### Saved entries

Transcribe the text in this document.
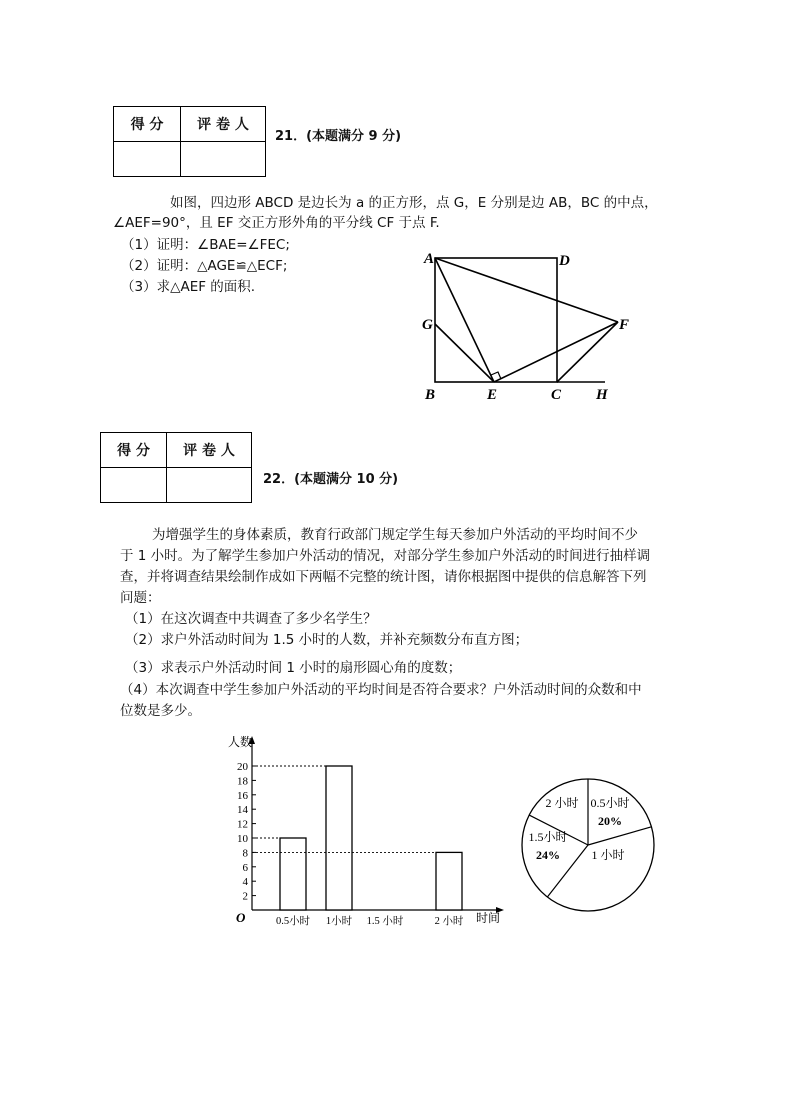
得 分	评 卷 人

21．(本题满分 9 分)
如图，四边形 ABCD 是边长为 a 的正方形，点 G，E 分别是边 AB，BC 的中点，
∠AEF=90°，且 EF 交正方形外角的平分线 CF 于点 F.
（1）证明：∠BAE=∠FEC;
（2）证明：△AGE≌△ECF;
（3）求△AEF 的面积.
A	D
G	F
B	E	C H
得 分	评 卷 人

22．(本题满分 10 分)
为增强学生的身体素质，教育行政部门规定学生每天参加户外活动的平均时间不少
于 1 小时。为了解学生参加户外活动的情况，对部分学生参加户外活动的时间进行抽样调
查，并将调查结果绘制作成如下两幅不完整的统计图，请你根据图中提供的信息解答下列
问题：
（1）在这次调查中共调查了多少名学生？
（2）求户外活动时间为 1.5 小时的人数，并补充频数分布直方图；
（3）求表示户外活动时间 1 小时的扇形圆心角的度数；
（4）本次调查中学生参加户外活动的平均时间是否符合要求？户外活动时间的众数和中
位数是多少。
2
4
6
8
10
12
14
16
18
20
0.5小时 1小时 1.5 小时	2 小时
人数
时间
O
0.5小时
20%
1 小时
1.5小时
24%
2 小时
---
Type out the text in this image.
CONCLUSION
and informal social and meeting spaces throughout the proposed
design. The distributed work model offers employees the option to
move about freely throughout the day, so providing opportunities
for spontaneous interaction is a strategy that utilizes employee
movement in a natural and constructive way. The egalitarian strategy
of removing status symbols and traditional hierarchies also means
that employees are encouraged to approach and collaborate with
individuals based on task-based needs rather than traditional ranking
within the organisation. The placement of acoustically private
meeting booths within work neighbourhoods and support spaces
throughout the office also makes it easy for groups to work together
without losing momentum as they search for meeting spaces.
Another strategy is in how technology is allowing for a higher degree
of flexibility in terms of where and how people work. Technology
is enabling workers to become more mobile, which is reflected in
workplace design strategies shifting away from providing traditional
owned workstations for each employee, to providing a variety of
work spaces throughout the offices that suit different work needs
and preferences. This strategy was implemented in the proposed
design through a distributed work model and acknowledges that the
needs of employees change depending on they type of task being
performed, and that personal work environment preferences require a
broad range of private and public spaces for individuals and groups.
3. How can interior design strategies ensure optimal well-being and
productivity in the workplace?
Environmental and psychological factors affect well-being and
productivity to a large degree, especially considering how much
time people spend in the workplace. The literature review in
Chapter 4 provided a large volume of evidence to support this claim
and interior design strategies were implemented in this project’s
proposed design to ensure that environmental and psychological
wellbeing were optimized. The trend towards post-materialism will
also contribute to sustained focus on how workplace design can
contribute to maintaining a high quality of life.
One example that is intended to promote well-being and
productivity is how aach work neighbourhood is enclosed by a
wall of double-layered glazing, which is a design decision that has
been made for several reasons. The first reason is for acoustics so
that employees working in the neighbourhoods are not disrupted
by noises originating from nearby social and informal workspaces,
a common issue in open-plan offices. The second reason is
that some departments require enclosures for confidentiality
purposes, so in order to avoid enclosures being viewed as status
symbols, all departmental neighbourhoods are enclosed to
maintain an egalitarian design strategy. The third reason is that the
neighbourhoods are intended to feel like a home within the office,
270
...
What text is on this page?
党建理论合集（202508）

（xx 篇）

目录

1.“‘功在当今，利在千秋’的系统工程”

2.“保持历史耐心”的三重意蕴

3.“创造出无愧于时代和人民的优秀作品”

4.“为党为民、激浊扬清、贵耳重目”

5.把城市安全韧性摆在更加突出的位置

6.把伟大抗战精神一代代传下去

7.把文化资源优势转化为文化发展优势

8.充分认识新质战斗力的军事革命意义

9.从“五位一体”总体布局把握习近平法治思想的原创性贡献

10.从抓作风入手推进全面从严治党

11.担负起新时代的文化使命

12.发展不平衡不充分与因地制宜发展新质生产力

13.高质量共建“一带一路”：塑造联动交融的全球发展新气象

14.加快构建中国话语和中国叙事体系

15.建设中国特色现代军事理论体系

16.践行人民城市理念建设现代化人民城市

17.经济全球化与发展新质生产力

### Written task
Where a line contains the string "preferences", extract that line.

### Output of the task
and preferences. This strategy was implemented in the proposed
performed, and that personal work environment preferences require a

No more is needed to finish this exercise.